--- GIVEN INFORMATION ---

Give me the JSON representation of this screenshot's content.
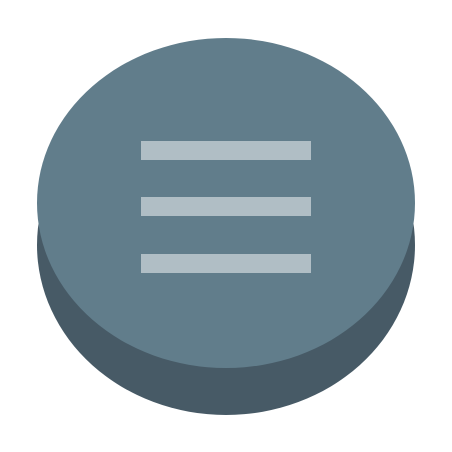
{
  "menu_button": {
    "icon": "hamburger-menu-icon",
    "colors": {
      "face": "#617d8b",
      "side": "#475a66",
      "bars": "#b0bec5",
      "background": "#ffffff"
    },
    "bar_count": 3
  }
}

---

**EXERCISE REQUIREMENTS:**
Quote the records in their entirety, keeping the wording exact and excluding pictures.

**EXPECTED ANSWER:**
Give me the JSON representation of this screenshot's content.
{
  "menu_button": {
    "icon": "hamburger-menu-icon",
    "colors": {
      "face": "#617d8b",
      "side": "#475a66",
      "bars": "#b0bec5",
      "background": "#ffffff"
    },
    "bar_count": 3
  }
}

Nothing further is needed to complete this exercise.